- [Exercise goal]:
Show each line from the listing that includes the word "subtitle".

-- begin --

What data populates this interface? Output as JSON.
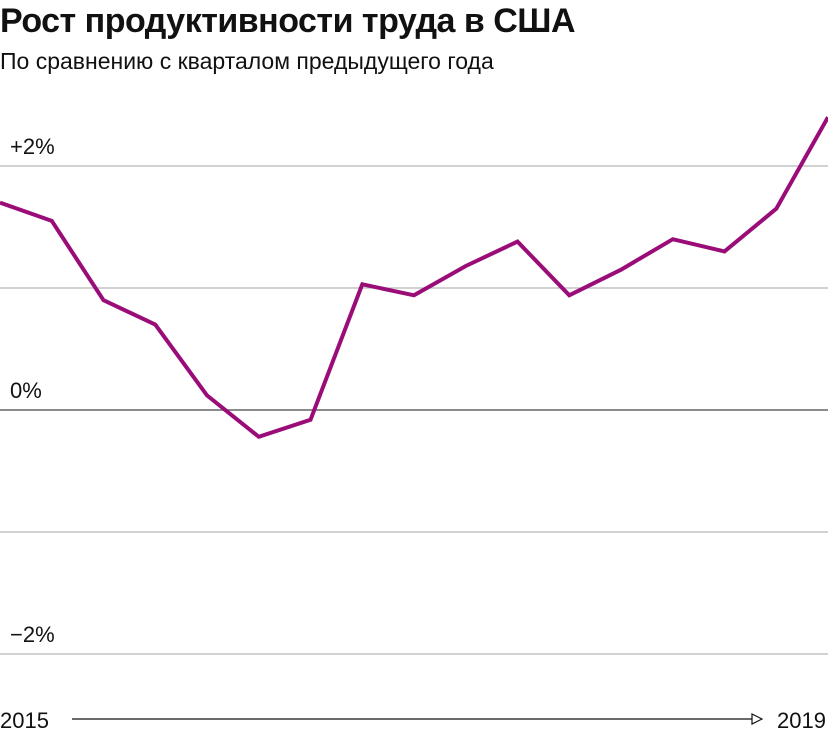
{
  "header": {
    "title": "Рост продуктивности труда в США",
    "subtitle": "По сравнению с кварталом предыдущего года"
  },
  "chart_data": {
    "type": "line",
    "title": "Рост продуктивности труда в США",
    "subtitle": "По сравнению с кварталом предыдущего года",
    "xlabel": "",
    "ylabel": "",
    "x_start_label": "2015",
    "x_end_label": "2019",
    "x": [
      "2015 Q1",
      "2015 Q2",
      "2015 Q3",
      "2015 Q4",
      "2016 Q1",
      "2016 Q2",
      "2016 Q3",
      "2016 Q4",
      "2017 Q1",
      "2017 Q2",
      "2017 Q3",
      "2017 Q4",
      "2018 Q1",
      "2018 Q2",
      "2018 Q3",
      "2018 Q4",
      "2019 Q1"
    ],
    "ylim": [
      -2,
      2.5
    ],
    "y_ticks": [
      {
        "value": 2,
        "label": "+2%"
      },
      {
        "value": 0,
        "label": "0%"
      },
      {
        "value": -2,
        "label": "−2%"
      }
    ],
    "gridlines": [
      2,
      1,
      0,
      -1,
      -2
    ],
    "series": [
      {
        "values": [
          1.7,
          1.55,
          0.9,
          0.7,
          0.12,
          -0.22,
          -0.08,
          1.03,
          0.94,
          1.18,
          1.38,
          0.94,
          1.15,
          1.4,
          1.3,
          1.65,
          2.4
        ],
        "color": "#9a0c78"
      }
    ],
    "grid": true,
    "colors": {
      "line": "#9a0c78",
      "gridline": "#b8b8b8",
      "zero_line": "#666666",
      "text": "#111111"
    }
  }
}
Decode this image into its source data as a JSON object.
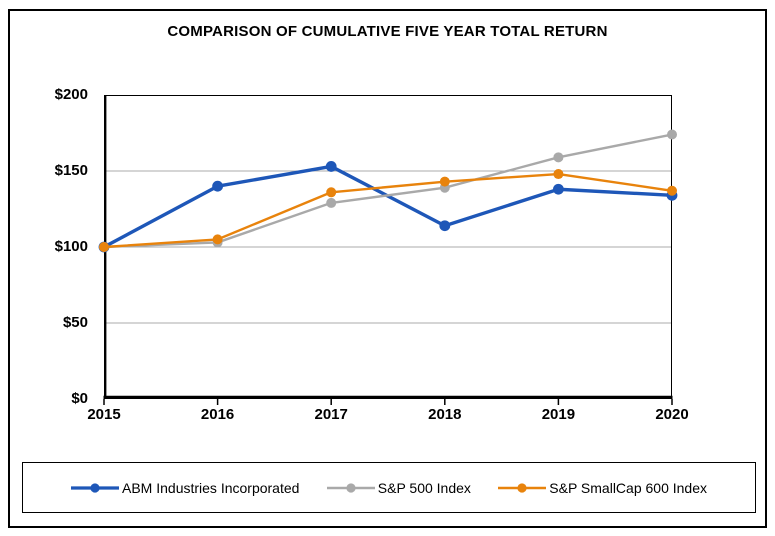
{
  "title": "COMPARISON OF CUMULATIVE FIVE YEAR TOTAL RETURN",
  "chart_data": {
    "type": "line",
    "categories": [
      "2015",
      "2016",
      "2017",
      "2018",
      "2019",
      "2020"
    ],
    "series": [
      {
        "name": "ABM Industries Incorporated",
        "color": "#1E57B8",
        "values": [
          100,
          140,
          153,
          114,
          138,
          134
        ],
        "line_width": 3.4,
        "marker_radius": 5.4
      },
      {
        "name": "S&P 500 Index",
        "color": "#A9A9A9",
        "values": [
          100,
          103,
          129,
          139,
          159,
          174
        ],
        "line_width": 2.4,
        "marker_radius": 5.0
      },
      {
        "name": "S&P SmallCap 600 Index",
        "color": "#E8830C",
        "values": [
          100,
          105,
          136,
          143,
          148,
          137
        ],
        "line_width": 2.4,
        "marker_radius": 5.0
      }
    ],
    "title": "COMPARISON OF CUMULATIVE FIVE YEAR TOTAL RETURN",
    "xlabel": "",
    "ylabel": "",
    "ylim": [
      0,
      200
    ],
    "y_tick_values": [
      0,
      50,
      100,
      150,
      200
    ],
    "y_tick_labels": [
      "$0",
      "$50",
      "$100",
      "$150",
      "$200"
    ],
    "grid": "horizontal-gridlines-on",
    "legend_position": "bottom-boxed"
  },
  "colors": {
    "axis": "#000000",
    "gridline": "#ABABAB",
    "background": "#FFFFFF",
    "text": "#000000"
  }
}
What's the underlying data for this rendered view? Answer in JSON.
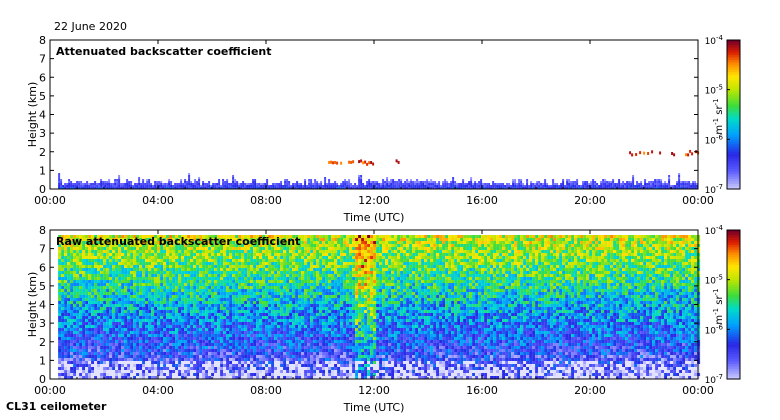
{
  "date_label": "22 June 2020",
  "footer": "CL31 ceilometer",
  "chart_data": [
    {
      "type": "heatmap",
      "title": "Attenuated backscatter coefficient",
      "xlabel": "Time (UTC)",
      "ylabel": "Height (km)",
      "x_ticks": [
        "00:00",
        "04:00",
        "08:00",
        "12:00",
        "16:00",
        "20:00",
        "00:00"
      ],
      "x_range_hours": [
        0,
        24
      ],
      "y_ticks": [
        0,
        1,
        2,
        3,
        4,
        5,
        6,
        7,
        8
      ],
      "ylim": [
        0,
        8
      ],
      "colorbar": {
        "ticks": [
          "10",
          "10",
          "10",
          "10"
        ],
        "exponents": [
          "-7",
          "-6",
          "-5",
          "-4"
        ],
        "label": "m",
        "label_exp": "-1",
        "label2": "sr",
        "label2_exp": "-1"
      },
      "features": [
        {
          "desc": "boundary layer signal",
          "x_start_h": 0.3,
          "x_end_h": 24,
          "height_km": [
            0,
            0.5
          ]
        },
        {
          "desc": "thin cloud",
          "x_start_h": 10.3,
          "x_end_h": 12.0,
          "height_km": 1.4
        },
        {
          "desc": "thin cloud",
          "x_start_h": 12.8,
          "x_end_h": 13.0,
          "height_km": 1.5
        },
        {
          "desc": "cloud layer",
          "x_start_h": 21.3,
          "x_end_h": 24,
          "height_km": 1.9
        }
      ]
    },
    {
      "type": "heatmap",
      "title": "Raw attenuated backscatter coefficient",
      "xlabel": "Time (UTC)",
      "ylabel": "Height (km)",
      "x_ticks": [
        "00:00",
        "04:00",
        "08:00",
        "12:00",
        "16:00",
        "20:00",
        "00:00"
      ],
      "x_range_hours": [
        0,
        24
      ],
      "y_ticks": [
        0,
        1,
        2,
        3,
        4,
        5,
        6,
        7,
        8
      ],
      "ylim": [
        0,
        8
      ],
      "colorbar": {
        "ticks": [
          "10",
          "10",
          "10",
          "10"
        ],
        "exponents": [
          "-7",
          "-6",
          "-5",
          "-4"
        ],
        "label": "m",
        "label_exp": "-1",
        "label2": "sr",
        "label2_exp": "-1"
      },
      "features": [
        {
          "desc": "noise increasing with height",
          "x_start_h": 0.3,
          "x_end_h": 24,
          "height_km": [
            0,
            7.7
          ]
        },
        {
          "desc": "enhanced signal column",
          "x_start_h": 11.3,
          "x_end_h": 12.0,
          "height_km": [
            0,
            7.7
          ]
        }
      ]
    }
  ]
}
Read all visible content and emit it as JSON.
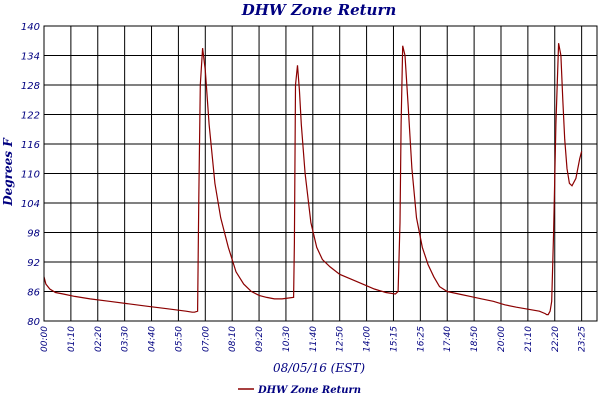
{
  "chart_data": {
    "type": "line",
    "title": "DHW Zone Return",
    "xlabel": "08/05/16 (EST)",
    "ylabel": "Degrees F",
    "ylim": [
      80,
      140
    ],
    "yticks": [
      80,
      86,
      92,
      98,
      104,
      110,
      116,
      122,
      128,
      134,
      140
    ],
    "xlim": [
      0,
      1440
    ],
    "xtick_minutes": [
      0,
      70,
      140,
      210,
      280,
      350,
      420,
      490,
      560,
      630,
      700,
      770,
      840,
      910,
      980,
      1050,
      1120,
      1190,
      1260,
      1330,
      1400
    ],
    "xtick_labels": [
      "00:00",
      "01:10",
      "02:20",
      "03:30",
      "04:40",
      "05:50",
      "07:00",
      "08:10",
      "09:20",
      "10:30",
      "11:40",
      "12:50",
      "14:00",
      "15:15",
      "16:25",
      "17:40",
      "18:50",
      "20:00",
      "21:10",
      "22:20",
      "23:25"
    ],
    "grid": true,
    "legend_position": "bottom",
    "series": [
      {
        "name": "DHW Zone Return",
        "color": "#8b0000",
        "x": [
          0,
          5,
          15,
          30,
          50,
          80,
          120,
          170,
          220,
          270,
          320,
          370,
          386,
          392,
          400,
          403,
          407,
          413,
          420,
          430,
          445,
          460,
          480,
          500,
          520,
          540,
          560,
          580,
          600,
          620,
          650,
          652,
          655,
          660,
          665,
          670,
          680,
          695,
          710,
          725,
          745,
          770,
          800,
          830,
          860,
          890,
          915,
          922,
          927,
          930,
          934,
          940,
          948,
          958,
          970,
          985,
          1000,
          1015,
          1030,
          1050,
          1080,
          1110,
          1140,
          1170,
          1200,
          1230,
          1260,
          1290,
          1305,
          1309,
          1313,
          1318,
          1322,
          1327,
          1333,
          1340,
          1346,
          1351,
          1356,
          1362,
          1368,
          1375,
          1385,
          1395,
          1400
        ],
        "y": [
          89,
          87.5,
          86.5,
          85.8,
          85.5,
          85,
          84.5,
          84,
          83.5,
          83,
          82.5,
          82,
          81.8,
          81.8,
          82,
          105,
          128,
          135.5,
          131,
          120,
          108,
          101,
          95,
          90,
          87.5,
          86,
          85.2,
          84.8,
          84.5,
          84.5,
          84.8,
          96,
          128,
          132,
          127,
          120,
          110,
          100,
          95,
          92.5,
          91,
          89.5,
          88.5,
          87.5,
          86.5,
          85.8,
          85.5,
          86,
          100,
          120,
          136,
          134,
          124,
          111,
          101,
          95,
          91.5,
          89,
          87,
          86,
          85.5,
          85,
          84.5,
          84,
          83.3,
          82.8,
          82.4,
          82,
          81.5,
          81.3,
          81.3,
          82,
          84,
          98,
          120,
          136.5,
          134,
          125,
          117,
          111,
          108,
          107.5,
          109,
          113,
          114.5
        ]
      }
    ]
  }
}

-- end --

- [Answer to this task]:
    "subtitle": "По сравнению с кварталом предыдущего года"
    "subtitle": "По сравнению с кварталом предыдущего года",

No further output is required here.